* _PROBLEM DETAILS_
Write every line out verbatim and omit the pictures.

* _Dataset items_
____________

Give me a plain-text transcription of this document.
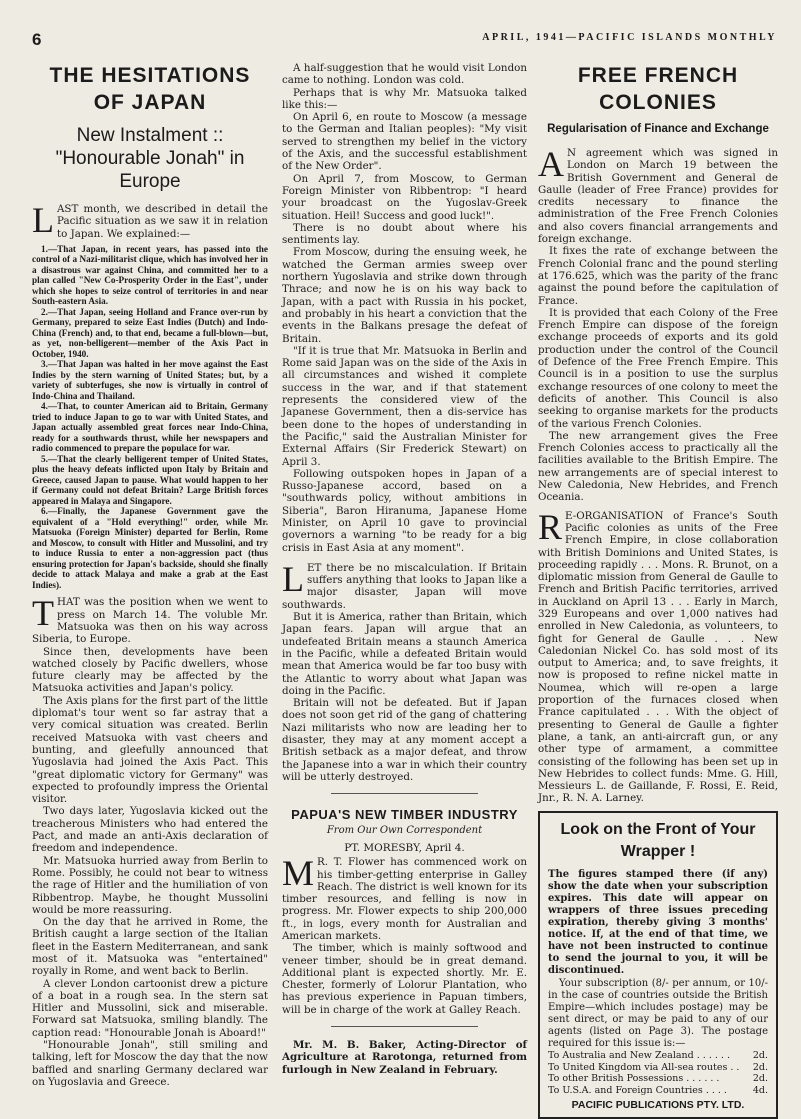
6	APRIL, 1941—PACIFIC ISLANDS MONTHLY
THE HESITATIONS OF JAPAN
New Instalment :: "Honourable Jonah" in Europe

LAST month, we described in detail the Pacific situation as we saw it in relation to Japan. We explained:—

1.—That Japan, in recent years, has passed into the control of a Nazi-militarist clique, which has involved her in a disastrous war against China, and committed her to a plan called "New Co-Prosperity Order in the East", under which she hopes to seize control of territories in and near South-eastern Asia.

2.—That Japan, seeing Holland and France over-run by Germany, prepared to seize East Indies (Dutch) and Indo-China (French) and, to that end, became a full-blown—but, as yet, non-belligerent—member of the Axis Pact in October, 1940.

3.—That Japan was halted in her move against the East Indies by the stern warning of United States; but, by a variety of subterfuges, she now is virtually in control of Indo-China and Thailand.

4.—That, to counter American aid to Britain, Germany tried to induce Japan to go to war with United States, and Japan actually assembled great forces near Indo-China, ready for a southwards thrust, while her newspapers and radio commenced to prepare the populace for war.

5.—That the clearly belligerent temper of United States, plus the heavy defeats inflicted upon Italy by Britain and Greece, caused Japan to pause. What would happen to her if Germany could not defeat Britain? Large British forces appeared in Malaya and Singapore.

6.—Finally, the Japanese Government gave the equivalent of a "Hold everything!" order, while Mr. Matsuoka (Foreign Minister) departed for Berlin, Rome and Moscow, to consult with Hitler and Mussolini, and try to induce Russia to enter a non-aggression pact (thus ensuring protection for Japan's backside, should she finally decide to attack Malaya and make a grab at the East Indies).

THAT was the position when we went to press on March 14. The voluble Mr. Matsuoka was then on his way across Siberia, to Europe.

Since then, developments have been watched closely by Pacific dwellers, whose future clearly may be affected by the Matsuoka activities and Japan's policy.

The Axis plans for the first part of the little diplomat's tour went so far astray that a very comical situation was created. Berlin received Matsuoka with vast cheers and bunting, and gleefully announced that Yugoslavia had joined the Axis Pact. This "great diplomatic victory for Germany" was expected to profoundly impress the Oriental visitor.

Two days later, Yugoslavia kicked out the treacherous Ministers who had entered the Pact, and made an anti-Axis declaration of freedom and independence.

Mr. Matsuoka hurried away from Berlin to Rome. Possibly, he could not bear to witness the rage of Hitler and the humiliation of von Ribbentrop. Maybe, he thought Mussolini would be more reassuring.

On the day that he arrived in Rome, the British caught a large section of the Italian fleet in the Eastern Mediterranean, and sank most of it. Matsuoka was "entertained" royally in Rome, and went back to Berlin.

A clever London cartoonist drew a picture of a boat in a rough sea. In the stern sat Hitler and Mussolini, sick and miserable. Forward sat Matsuoka, smiling blandly. The caption read: "Honourable Jonah is Aboard!"

"Honourable Jonah", still smiling and talking, left for Moscow the day that the now baffled and snarling Germany declared war on Yugoslavia and Greece.

A half-suggestion that he would visit London came to nothing. London was cold.

Perhaps that is why Mr. Matsuoka talked like this:—

On April 6, en route to Moscow (a message to the German and Italian peoples): "My visit served to strengthen my belief in the victory of the Axis, and the successful establishment of the New Order".

On April 7, from Moscow, to German Foreign Minister von Ribbentrop: "I heard your broadcast on the Yugoslav-Greek situation. Heil! Success and good luck!".

There is no doubt about where his sentiments lay.

From Moscow, during the ensuing week, he watched the German armies sweep over northern Yugoslavia and strike down through Thrace; and now he is on his way back to Japan, with a pact with Russia in his pocket, and probably in his heart a conviction that the events in the Balkans presage the defeat of Britain.

"If it is true that Mr. Matsuoka in Berlin and Rome said Japan was on the side of the Axis in all circumstances and wished it complete success in the war, and if that statement represents the considered view of the Japanese Government, then a dis-service has been done to the hopes of understanding in the Pacific," said the Australian Minister for External Affairs (Sir Frederick Stewart) on April 3.

Following outspoken hopes in Japan of a Russo-Japanese accord, based on a "southwards policy, without ambitions in Siberia", Baron Hiranuma, Japanese Home Minister, on April 10 gave to provincial governors a warning "to be ready for a big crisis in East Asia at any moment".

LET there be no miscalculation. If Britain suffers anything that looks to Japan like a major disaster, Japan will move southwards.

But it is America, rather than Britain, which Japan fears. Japan will argue that an undefeated Britain means a staunch America in the Pacific, while a defeated Britain would mean that America would be far too busy with the Atlantic to worry about what Japan was doing in the Pacific.

Britain will not be defeated. But if Japan does not soon get rid of the gang of chattering Nazi militarists who now are leading her to disaster, they may at any moment accept a British setback as a major defeat, and throw the Japanese into a war in which their country will be utterly destroyed.

PAPUA'S NEW TIMBER INDUSTRY
From Our Own Correspondent
PT. MORESBY, April 4.

M R. T. Flower has commenced work on his timber-getting enterprise in Galley Reach. The district is well known for its timber resources, and felling is now in progress. Mr. Flower expects to ship 200,000 ft., in logs, every month for Australian and American markets.

The timber, which is mainly softwood and veneer timber, should be in great demand. Additional plant is expected shortly. Mr. E. Chester, formerly of Lolorur Plantation, who has previous experience in Papuan timbers, will be in charge of the work at Galley Reach.

Mr. M. B. Baker, Acting-Director of Agriculture at Rarotonga, returned from furlough in New Zealand in February.

FREE FRENCH COLONIES
Regularisation of Finance and Exchange

A N agreement which was signed in London on March 19 between the British Government and General de Gaulle (leader of Free France) provides for credits necessary to finance the administration of the Free French Colonies and also covers financial arrangements and foreign exchange.

It fixes the rate of exchange between the French Colonial franc and the pound sterling at 176.625, which was the parity of the franc against the pound before the capitulation of France.

It is provided that each Colony of the Free French Empire can dispose of the foreign exchange proceeds of exports and its gold production under the control of the Council of Defence of the Free French Empire. This Council is in a position to use the surplus exchange resources of one colony to meet the deficits of another. This Council is also seeking to organise markets for the products of the various French Colonies.

The new arrangement gives the Free French Colonies access to practically all the facilities available to the British Empire. The new arrangements are of special interest to New Caledonia, New Hebrides, and French Oceania.

R E-ORGANISATION of France's South Pacific colonies as units of the Free French Empire, in close collaboration with British Dominions and United States, is proceeding rapidly . . . Mons. R. Brunot, on a diplomatic mission from General de Gaulle to French and British Pacific territories, arrived in Auckland on April 13 . . . Early in March, 329 Europeans and over 1,000 natives had enrolled in New Caledonia, as volunteers, to fight for General de Gaulle . . . New Caledonian Nickel Co. has sold most of its output to America; and, to save freights, it now is proposed to refine nickel matte in Noumea, which will re-open a large proportion of the furnaces closed when France capitulated . . . With the object of presenting to General de Gaulle a fighter plane, a tank, an anti-aircraft gun, or any other type of armament, a committee consisting of the following has been set up in New Hebrides to collect funds: Mme. G. Hill, Messieurs L. de Gaillande, F. Rossi, E. Reid, Jnr., R. N. A. Larney.

Look on the Front of Your Wrapper !

The figures stamped there (if any) show the date when your subscription expires. This date will appear on wrappers of three issues preceding expiration, thereby giving 3 months' notice. If, at the end of that time, we have not been instructed to continue to send the journal to you, it will be discontinued.

Your subscription (8/- per annum, or 10/- in the case of countries outside the British Empire—which includes postage) may be sent direct, or may be paid to any of our agents (listed on Page 3). The postage required for this issue is:—

To Australia and New Zealand . . . . . . 2d.
To United Kingdom via All-sea routes . . 2d.
To other British Possessions . . . . . .	2d.
To U.S.A. and Foreign Countries . . . .	4d.
PACIFIC PUBLICATIONS PTY. LTD.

____________

* _WRITTEN RESPONSE_
Give me a plain-text transcription of this document.
6	APRIL, 1941—PACIFIC ISLANDS MONTHLY
THE HESITATIONS OF JAPAN
New Instalment :: "Honourable Jonah" in Europe

LAST month, we described in detail the Pacific situation as we saw it in relation to Japan. We explained:—

1.—That Japan, in recent years, has passed into the control of a Nazi-militarist clique, which has involved her in a disastrous war against China, and committed her to a plan called "New Co-Prosperity Order in the East", under which she hopes to seize control of territories in and near South-eastern Asia.

2.—That Japan, seeing Holland and France over-run by Germany, prepared to seize East Indies (Dutch) and Indo-China (French) and, to that end, became a full-blown—but, as yet, non-belligerent—member of the Axis Pact in October, 1940.

3.—That Japan was halted in her move against the East Indies by the stern warning of United States; but, by a variety of subterfuges, she now is virtually in control of Indo-China and Thailand.

4.—That, to counter American aid to Britain, Germany tried to induce Japan to go to war with United States, and Japan actually assembled great forces near Indo-China, ready for a southwards thrust, while her newspapers and radio commenced to prepare the populace for war.

5.—That the clearly belligerent temper of United States, plus the heavy defeats inflicted upon Italy by Britain and Greece, caused Japan to pause. What would happen to her if Germany could not defeat Britain? Large British forces appeared in Malaya and Singapore.

6.—Finally, the Japanese Government gave the equivalent of a "Hold everything!" order, while Mr. Matsuoka (Foreign Minister) departed for Berlin, Rome and Moscow, to consult with Hitler and Mussolini, and try to induce Russia to enter a non-aggression pact (thus ensuring protection for Japan's backside, should she finally decide to attack Malaya and make a grab at the East Indies).

THAT was the position when we went to press on March 14. The voluble Mr. Matsuoka was then on his way across Siberia, to Europe.

Since then, developments have been watched closely by Pacific dwellers, whose future clearly may be affected by the Matsuoka activities and Japan's policy.

The Axis plans for the first part of the little diplomat's tour went so far astray that a very comical situation was created. Berlin received Matsuoka with vast cheers and bunting, and gleefully announced that Yugoslavia had joined the Axis Pact. This "great diplomatic victory for Germany" was expected to profoundly impress the Oriental visitor.

Two days later, Yugoslavia kicked out the treacherous Ministers who had entered the Pact, and made an anti-Axis declaration of freedom and independence.

Mr. Matsuoka hurried away from Berlin to Rome. Possibly, he could not bear to witness the rage of Hitler and the humiliation of von Ribbentrop. Maybe, he thought Mussolini would be more reassuring.

On the day that he arrived in Rome, the British caught a large section of the Italian fleet in the Eastern Mediterranean, and sank most of it. Matsuoka was "entertained" royally in Rome, and went back to Berlin.

A clever London cartoonist drew a picture of a boat in a rough sea. In the stern sat Hitler and Mussolini, sick and miserable. Forward sat Matsuoka, smiling blandly. The caption read: "Honourable Jonah is Aboard!"

"Honourable Jonah", still smiling and talking, left for Moscow the day that the now baffled and snarling Germany declared war on Yugoslavia and Greece.

A half-suggestion that he would visit London came to nothing. London was cold.

Perhaps that is why Mr. Matsuoka talked like this:—

On April 6, en route to Moscow (a message to the German and Italian peoples): "My visit served to strengthen my belief in the victory of the Axis, and the successful establishment of the New Order".

On April 7, from Moscow, to German Foreign Minister von Ribbentrop: "I heard your broadcast on the Yugoslav-Greek situation. Heil! Success and good luck!".

There is no doubt about where his sentiments lay.

From Moscow, during the ensuing week, he watched the German armies sweep over northern Yugoslavia and strike down through Thrace; and now he is on his way back to Japan, with a pact with Russia in his pocket, and probably in his heart a conviction that the events in the Balkans presage the defeat of Britain.

"If it is true that Mr. Matsuoka in Berlin and Rome said Japan was on the side of the Axis in all circumstances and wished it complete success in the war, and if that statement represents the considered view of the Japanese Government, then a dis-service has been done to the hopes of understanding in the Pacific," said the Australian Minister for External Affairs (Sir Frederick Stewart) on April 3.

Following outspoken hopes in Japan of a Russo-Japanese accord, based on a "southwards policy, without ambitions in Siberia", Baron Hiranuma, Japanese Home Minister, on April 10 gave to provincial governors a warning "to be ready for a big crisis in East Asia at any moment".

LET there be no miscalculation. If Britain suffers anything that looks to Japan like a major disaster, Japan will move southwards.

But it is America, rather than Britain, which Japan fears. Japan will argue that an undefeated Britain means a staunch America in the Pacific, while a defeated Britain would mean that America would be far too busy with the Atlantic to worry about what Japan was doing in the Pacific.

Britain will not be defeated. But if Japan does not soon get rid of the gang of chattering Nazi militarists who now are leading her to disaster, they may at any moment accept a British setback as a major defeat, and throw the Japanese into a war in which their country will be utterly destroyed.

PAPUA'S NEW TIMBER INDUSTRY
From Our Own Correspondent
PT. MORESBY, April 4.

M R. T. Flower has commenced work on his timber-getting enterprise in Galley Reach. The district is well known for its timber resources, and felling is now in progress. Mr. Flower expects to ship 200,000 ft., in logs, every month for Australian and American markets.

The timber, which is mainly softwood and veneer timber, should be in great demand. Additional plant is expected shortly. Mr. E. Chester, formerly of Lolorur Plantation, who has previous experience in Papuan timbers, will be in charge of the work at Galley Reach.

Mr. M. B. Baker, Acting-Director of Agriculture at Rarotonga, returned from furlough in New Zealand in February.

FREE FRENCH COLONIES
Regularisation of Finance and Exchange

A N agreement which was signed in London on March 19 between the British Government and General de Gaulle (leader of Free France) provides for credits necessary to finance the administration of the Free French Colonies and also covers financial arrangements and foreign exchange.

It fixes the rate of exchange between the French Colonial franc and the pound sterling at 176.625, which was the parity of the franc against the pound before the capitulation of France.

It is provided that each Colony of the Free French Empire can dispose of the foreign exchange proceeds of exports and its gold production under the control of the Council of Defence of the Free French Empire. This Council is in a position to use the surplus exchange resources of one colony to meet the deficits of another. This Council is also seeking to organise markets for the products of the various French Colonies.

The new arrangement gives the Free French Colonies access to practically all the facilities available to the British Empire. The new arrangements are of special interest to New Caledonia, New Hebrides, and French Oceania.

R E-ORGANISATION of France's South Pacific colonies as units of the Free French Empire, in close collaboration with British Dominions and United States, is proceeding rapidly . . . Mons. R. Brunot, on a diplomatic mission from General de Gaulle to French and British Pacific territories, arrived in Auckland on April 13 . . . Early in March, 329 Europeans and over 1,000 natives had enrolled in New Caledonia, as volunteers, to fight for General de Gaulle . . . New Caledonian Nickel Co. has sold most of its output to America; and, to save freights, it now is proposed to refine nickel matte in Noumea, which will re-open a large proportion of the furnaces closed when France capitulated . . . With the object of presenting to General de Gaulle a fighter plane, a tank, an anti-aircraft gun, or any other type of armament, a committee consisting of the following has been set up in New Hebrides to collect funds: Mme. G. Hill, Messieurs L. de Gaillande, F. Rossi, E. Reid, Jnr., R. N. A. Larney.

Look on the Front of Your Wrapper !

The figures stamped there (if any) show the date when your subscription expires. This date will appear on wrappers of three issues preceding expiration, thereby giving 3 months' notice. If, at the end of that time, we have not been instructed to continue to send the journal to you, it will be discontinued.

Your subscription (8/- per annum, or 10/- in the case of countries outside the British Empire—which includes postage) may be sent direct, or may be paid to any of our agents (listed on Page 3). The postage required for this issue is:—

To Australia and New Zealand . . . . . . 2d.
To United Kingdom via All-sea routes . . 2d.
To other British Possessions . . . . . .	2d.
To U.S.A. and Foreign Countries . . . .	4d.
PACIFIC PUBLICATIONS PTY. LTD.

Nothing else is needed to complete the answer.